Records from a dataset:
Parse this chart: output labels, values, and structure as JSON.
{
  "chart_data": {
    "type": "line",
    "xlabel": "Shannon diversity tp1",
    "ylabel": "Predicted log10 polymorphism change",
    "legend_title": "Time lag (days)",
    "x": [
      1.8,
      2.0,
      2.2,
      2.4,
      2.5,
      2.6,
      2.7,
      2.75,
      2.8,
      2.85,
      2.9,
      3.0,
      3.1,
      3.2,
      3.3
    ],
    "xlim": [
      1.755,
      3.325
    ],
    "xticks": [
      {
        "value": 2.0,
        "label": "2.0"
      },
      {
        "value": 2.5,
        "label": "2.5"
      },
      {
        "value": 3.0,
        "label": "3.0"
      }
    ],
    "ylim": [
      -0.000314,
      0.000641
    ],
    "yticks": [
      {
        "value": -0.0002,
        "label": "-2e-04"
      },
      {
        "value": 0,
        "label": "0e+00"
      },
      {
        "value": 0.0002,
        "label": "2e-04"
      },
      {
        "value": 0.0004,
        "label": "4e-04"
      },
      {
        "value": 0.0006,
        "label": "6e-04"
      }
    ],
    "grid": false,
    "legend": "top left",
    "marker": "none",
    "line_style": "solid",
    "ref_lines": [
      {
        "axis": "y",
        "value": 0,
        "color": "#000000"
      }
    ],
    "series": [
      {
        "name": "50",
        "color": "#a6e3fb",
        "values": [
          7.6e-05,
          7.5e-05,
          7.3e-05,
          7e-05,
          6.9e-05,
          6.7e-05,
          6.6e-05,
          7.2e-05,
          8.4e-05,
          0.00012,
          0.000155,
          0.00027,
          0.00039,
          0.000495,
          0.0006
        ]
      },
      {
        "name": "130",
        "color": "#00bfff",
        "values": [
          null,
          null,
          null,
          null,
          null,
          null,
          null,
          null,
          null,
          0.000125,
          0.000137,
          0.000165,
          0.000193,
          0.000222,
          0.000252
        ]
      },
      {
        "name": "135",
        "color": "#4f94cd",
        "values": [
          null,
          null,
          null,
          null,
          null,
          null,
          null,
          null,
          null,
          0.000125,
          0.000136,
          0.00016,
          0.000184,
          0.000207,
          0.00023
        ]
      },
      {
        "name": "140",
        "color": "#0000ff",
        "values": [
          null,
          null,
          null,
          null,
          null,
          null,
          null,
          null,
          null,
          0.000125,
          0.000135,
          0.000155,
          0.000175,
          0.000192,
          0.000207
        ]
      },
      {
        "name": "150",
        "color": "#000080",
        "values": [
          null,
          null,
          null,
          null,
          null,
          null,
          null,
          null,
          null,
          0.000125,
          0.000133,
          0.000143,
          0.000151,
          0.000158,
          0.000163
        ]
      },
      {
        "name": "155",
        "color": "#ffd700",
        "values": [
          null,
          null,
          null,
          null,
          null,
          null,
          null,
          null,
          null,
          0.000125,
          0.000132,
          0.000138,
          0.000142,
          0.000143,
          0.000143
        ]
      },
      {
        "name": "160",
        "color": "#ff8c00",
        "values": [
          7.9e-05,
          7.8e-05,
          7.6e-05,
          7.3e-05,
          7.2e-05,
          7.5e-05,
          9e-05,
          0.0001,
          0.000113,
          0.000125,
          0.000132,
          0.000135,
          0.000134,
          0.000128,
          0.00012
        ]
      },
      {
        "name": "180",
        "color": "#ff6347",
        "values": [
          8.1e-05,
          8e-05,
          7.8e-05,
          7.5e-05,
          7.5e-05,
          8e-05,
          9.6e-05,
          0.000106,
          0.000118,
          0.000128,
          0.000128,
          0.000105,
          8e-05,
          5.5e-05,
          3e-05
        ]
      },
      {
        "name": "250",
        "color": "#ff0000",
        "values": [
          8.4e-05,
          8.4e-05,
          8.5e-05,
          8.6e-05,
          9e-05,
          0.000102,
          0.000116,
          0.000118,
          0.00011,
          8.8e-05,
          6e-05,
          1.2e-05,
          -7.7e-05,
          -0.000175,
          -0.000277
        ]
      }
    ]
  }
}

■ Exercise details ■
Set all of the entries down again, exactly as they were given.

■ Result of the task ■
Parse this chart: output labels, values, and structure as JSON.
{
  "chart_data": {
    "type": "line",
    "xlabel": "Shannon diversity tp1",
    "ylabel": "Predicted log10 polymorphism change",
    "legend_title": "Time lag (days)",
    "x": [
      1.8,
      2.0,
      2.2,
      2.4,
      2.5,
      2.6,
      2.7,
      2.75,
      2.8,
      2.85,
      2.9,
      3.0,
      3.1,
      3.2,
      3.3
    ],
    "xlim": [
      1.755,
      3.325
    ],
    "xticks": [
      {
        "value": 2.0,
        "label": "2.0"
      },
      {
        "value": 2.5,
        "label": "2.5"
      },
      {
        "value": 3.0,
        "label": "3.0"
      }
    ],
    "ylim": [
      -0.000314,
      0.000641
    ],
    "yticks": [
      {
        "value": -0.0002,
        "label": "-2e-04"
      },
      {
        "value": 0,
        "label": "0e+00"
      },
      {
        "value": 0.0002,
        "label": "2e-04"
      },
      {
        "value": 0.0004,
        "label": "4e-04"
      },
      {
        "value": 0.0006,
        "label": "6e-04"
      }
    ],
    "grid": false,
    "legend": "top left",
    "marker": "none",
    "line_style": "solid",
    "ref_lines": [
      {
        "axis": "y",
        "value": 0,
        "color": "#000000"
      }
    ],
    "series": [
      {
        "name": "50",
        "color": "#a6e3fb",
        "values": [
          7.6e-05,
          7.5e-05,
          7.3e-05,
          7e-05,
          6.9e-05,
          6.7e-05,
          6.6e-05,
          7.2e-05,
          8.4e-05,
          0.00012,
          0.000155,
          0.00027,
          0.00039,
          0.000495,
          0.0006
        ]
      },
      {
        "name": "130",
        "color": "#00bfff",
        "values": [
          null,
          null,
          null,
          null,
          null,
          null,
          null,
          null,
          null,
          0.000125,
          0.000137,
          0.000165,
          0.000193,
          0.000222,
          0.000252
        ]
      },
      {
        "name": "135",
        "color": "#4f94cd",
        "values": [
          null,
          null,
          null,
          null,
          null,
          null,
          null,
          null,
          null,
          0.000125,
          0.000136,
          0.00016,
          0.000184,
          0.000207,
          0.00023
        ]
      },
      {
        "name": "140",
        "color": "#0000ff",
        "values": [
          null,
          null,
          null,
          null,
          null,
          null,
          null,
          null,
          null,
          0.000125,
          0.000135,
          0.000155,
          0.000175,
          0.000192,
          0.000207
        ]
      },
      {
        "name": "150",
        "color": "#000080",
        "values": [
          null,
          null,
          null,
          null,
          null,
          null,
          null,
          null,
          null,
          0.000125,
          0.000133,
          0.000143,
          0.000151,
          0.000158,
          0.000163
        ]
      },
      {
        "name": "155",
        "color": "#ffd700",
        "values": [
          null,
          null,
          null,
          null,
          null,
          null,
          null,
          null,
          null,
          0.000125,
          0.000132,
          0.000138,
          0.000142,
          0.000143,
          0.000143
        ]
      },
      {
        "name": "160",
        "color": "#ff8c00",
        "values": [
          7.9e-05,
          7.8e-05,
          7.6e-05,
          7.3e-05,
          7.2e-05,
          7.5e-05,
          9e-05,
          0.0001,
          0.000113,
          0.000125,
          0.000132,
          0.000135,
          0.000134,
          0.000128,
          0.00012
        ]
      },
      {
        "name": "180",
        "color": "#ff6347",
        "values": [
          8.1e-05,
          8e-05,
          7.8e-05,
          7.5e-05,
          7.5e-05,
          8e-05,
          9.6e-05,
          0.000106,
          0.000118,
          0.000128,
          0.000128,
          0.000105,
          8e-05,
          5.5e-05,
          3e-05
        ]
      },
      {
        "name": "250",
        "color": "#ff0000",
        "values": [
          8.4e-05,
          8.4e-05,
          8.5e-05,
          8.6e-05,
          9e-05,
          0.000102,
          0.000116,
          0.000118,
          0.00011,
          8.8e-05,
          6e-05,
          1.2e-05,
          -7.7e-05,
          -0.000175,
          -0.000277
        ]
      }
    ]
  }
}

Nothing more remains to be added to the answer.